>> BEGIN

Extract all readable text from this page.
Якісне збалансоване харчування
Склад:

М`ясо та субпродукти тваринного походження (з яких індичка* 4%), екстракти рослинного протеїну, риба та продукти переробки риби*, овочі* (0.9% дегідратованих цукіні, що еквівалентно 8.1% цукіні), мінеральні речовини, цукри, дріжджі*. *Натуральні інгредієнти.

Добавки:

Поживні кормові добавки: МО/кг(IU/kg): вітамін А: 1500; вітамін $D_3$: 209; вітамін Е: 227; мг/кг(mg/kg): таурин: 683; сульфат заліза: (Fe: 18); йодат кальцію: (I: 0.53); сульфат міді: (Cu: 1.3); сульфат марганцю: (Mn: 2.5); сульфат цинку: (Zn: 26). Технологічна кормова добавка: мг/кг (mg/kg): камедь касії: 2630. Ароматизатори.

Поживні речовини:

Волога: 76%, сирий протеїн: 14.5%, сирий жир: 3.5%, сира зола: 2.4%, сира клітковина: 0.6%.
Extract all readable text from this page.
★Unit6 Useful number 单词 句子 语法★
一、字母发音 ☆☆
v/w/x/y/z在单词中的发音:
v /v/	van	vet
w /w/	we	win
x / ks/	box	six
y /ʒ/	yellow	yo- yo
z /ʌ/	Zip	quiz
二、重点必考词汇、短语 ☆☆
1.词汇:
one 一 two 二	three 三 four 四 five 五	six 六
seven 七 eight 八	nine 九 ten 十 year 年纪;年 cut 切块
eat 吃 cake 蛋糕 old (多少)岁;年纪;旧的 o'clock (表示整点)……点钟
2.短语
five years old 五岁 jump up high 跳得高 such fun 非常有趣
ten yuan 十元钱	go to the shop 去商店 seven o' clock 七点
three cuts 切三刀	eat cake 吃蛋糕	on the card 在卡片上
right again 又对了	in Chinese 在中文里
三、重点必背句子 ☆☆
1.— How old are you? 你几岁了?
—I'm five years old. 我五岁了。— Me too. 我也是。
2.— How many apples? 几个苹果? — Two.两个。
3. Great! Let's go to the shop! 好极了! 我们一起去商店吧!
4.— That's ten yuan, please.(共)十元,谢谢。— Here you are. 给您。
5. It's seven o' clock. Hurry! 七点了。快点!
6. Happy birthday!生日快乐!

>> END

[Aim] Check every line of the data above for the string "yuan", and copy those that have it.

[Response to the exercise]
ten yuan 十元钱	go to the shop 去商店 seven o' clock 七点
4.— That's ten yuan, please.(共)十元,谢谢。— Here you are. 给您。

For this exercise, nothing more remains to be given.